WRITTEN REQUEST: Write out the material exactly, leaving every picture behind.

* start PROVIDED RECORDS *

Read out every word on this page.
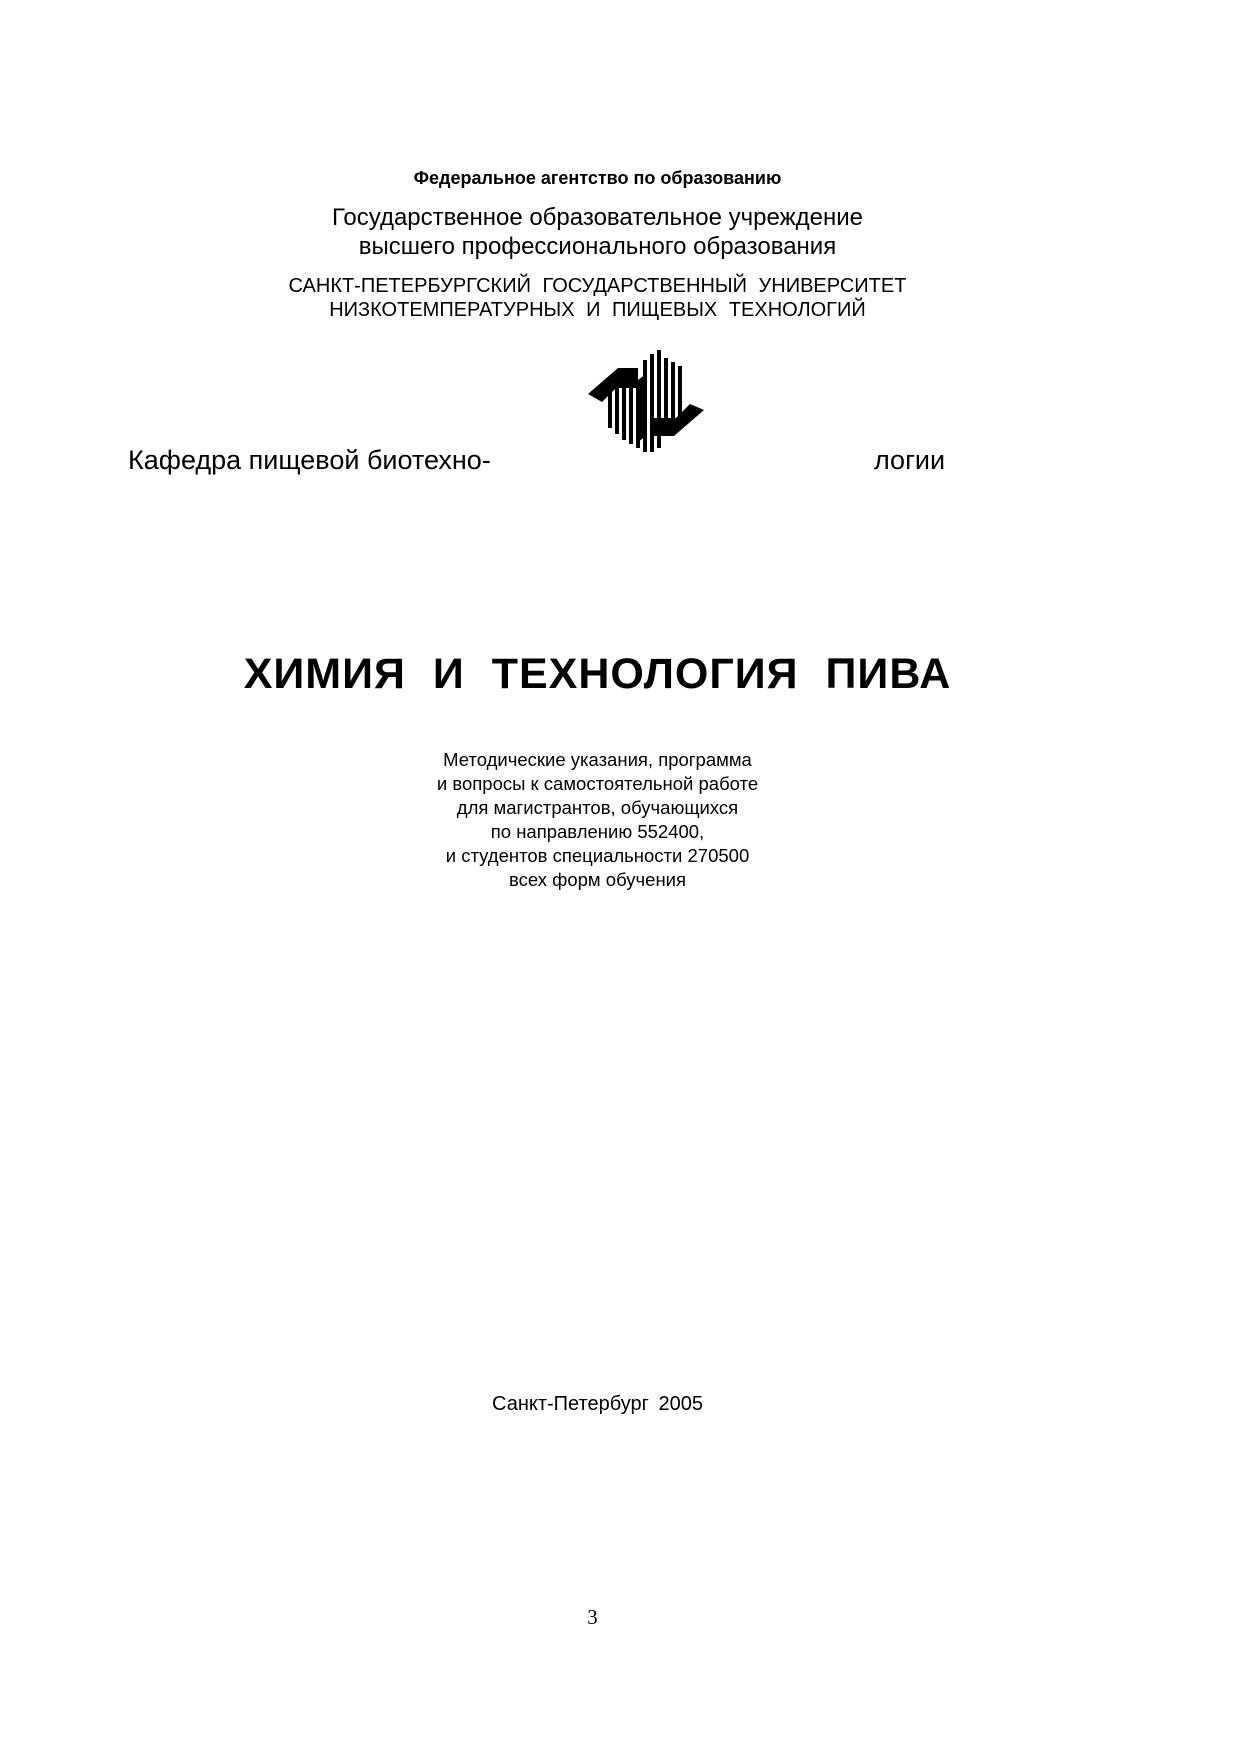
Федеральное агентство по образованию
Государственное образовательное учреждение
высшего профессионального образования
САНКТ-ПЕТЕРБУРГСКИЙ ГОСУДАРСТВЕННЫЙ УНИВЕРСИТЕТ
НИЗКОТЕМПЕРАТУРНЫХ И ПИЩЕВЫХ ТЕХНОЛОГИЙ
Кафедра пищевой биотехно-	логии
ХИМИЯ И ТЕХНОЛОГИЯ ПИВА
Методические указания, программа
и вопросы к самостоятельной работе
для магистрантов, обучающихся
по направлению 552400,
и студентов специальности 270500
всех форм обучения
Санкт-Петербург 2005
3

* end PROVIDED RECORDS *

RESULT OF THIS TASK:
Read out every word on this page.
Федеральное агентство по образованию
Государственное образовательное учреждение
высшего профессионального образования
САНКТ-ПЕТЕРБУРГСКИЙ ГОСУДАРСТВЕННЫЙ УНИВЕРСИТЕТ
НИЗКОТЕМПЕРАТУРНЫХ И ПИЩЕВЫХ ТЕХНОЛОГИЙ
Кафедра пищевой биотехно-	логии
ХИМИЯ И ТЕХНОЛОГИЯ ПИВА
Методические указания, программа
и вопросы к самостоятельной работе
для магистрантов, обучающихся
по направлению 552400,
и студентов специальности 270500
всех форм обучения
Санкт-Петербург 2005
3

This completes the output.